> Aim of the task
Update these lines by replacing every instance of "hymn-line" with "lyric-line" and changing nothing else. Leave the pictures out of your answer.

> Raw data

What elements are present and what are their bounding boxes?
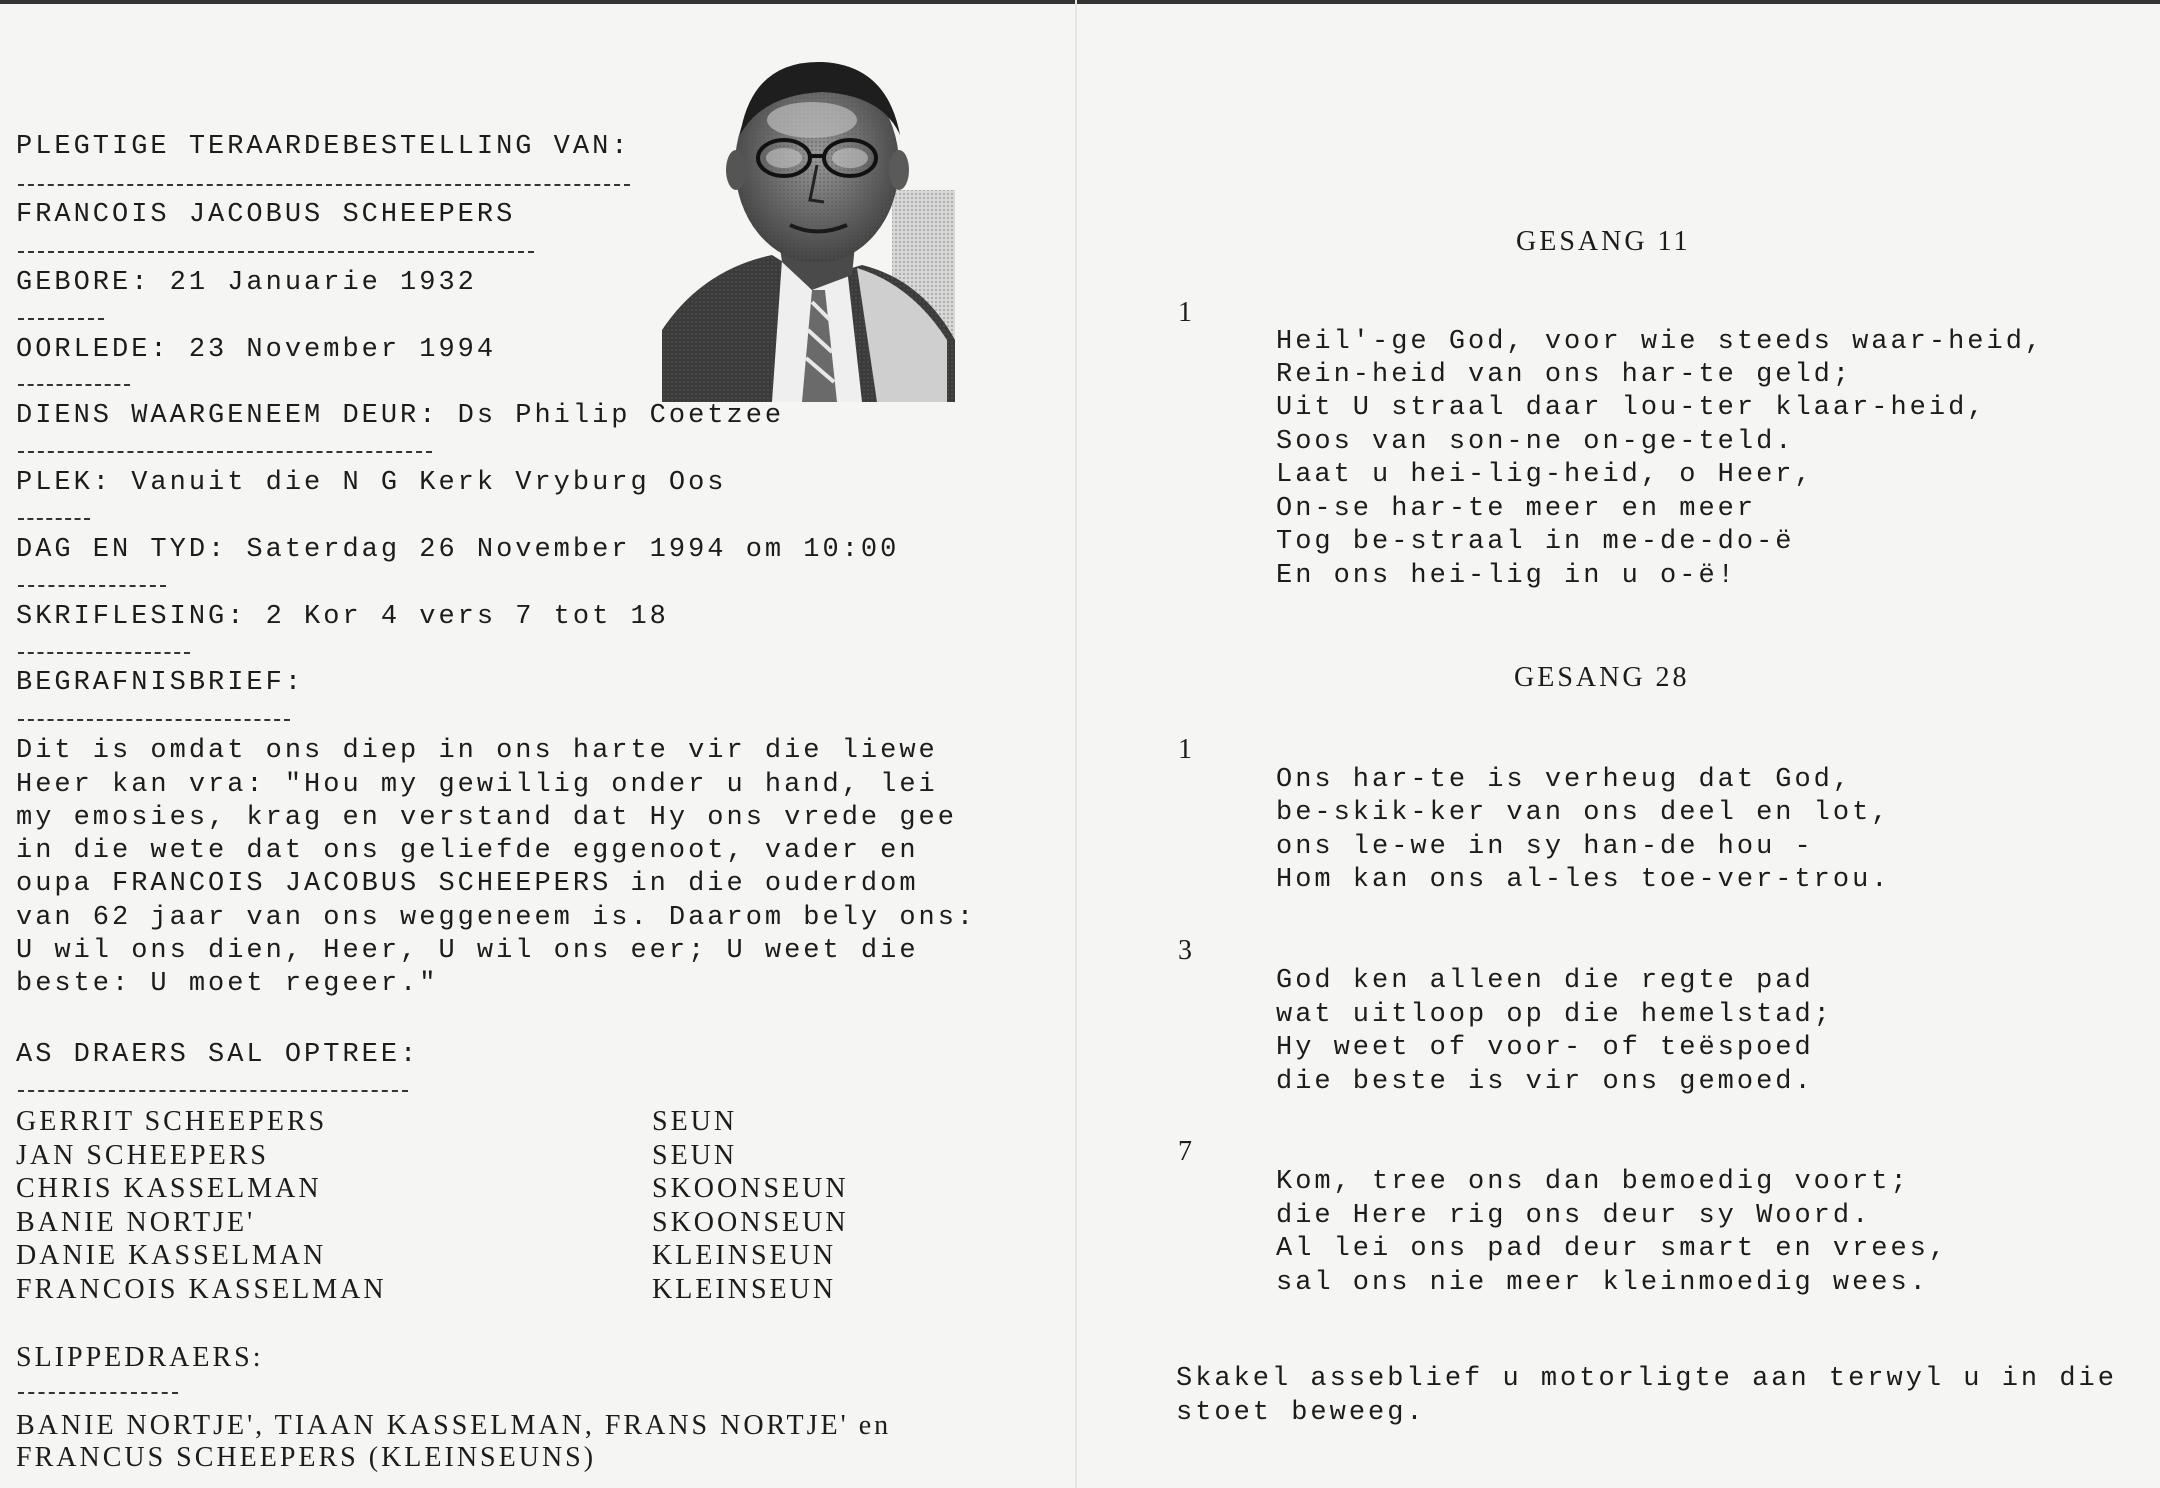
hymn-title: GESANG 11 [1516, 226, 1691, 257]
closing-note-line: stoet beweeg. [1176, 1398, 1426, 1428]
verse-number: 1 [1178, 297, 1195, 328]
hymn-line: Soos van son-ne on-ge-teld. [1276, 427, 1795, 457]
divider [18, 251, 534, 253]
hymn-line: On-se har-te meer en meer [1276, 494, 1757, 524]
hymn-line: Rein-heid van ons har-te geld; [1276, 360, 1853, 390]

> Output of the exercise
What elements are present and what are their bounding boxes?
hymn-title: GESANG 11 [1516, 226, 1691, 257]
closing-note-line: stoet beweeg. [1176, 1398, 1426, 1428]
verse-number: 1 [1178, 297, 1195, 328]
lyric-line: Soos van son-ne on-ge-teld. [1276, 427, 1795, 457]
divider [18, 251, 534, 253]
lyric-line: On-se har-te meer en meer [1276, 494, 1757, 524]
lyric-line: Rein-heid van ons har-te geld; [1276, 360, 1853, 390]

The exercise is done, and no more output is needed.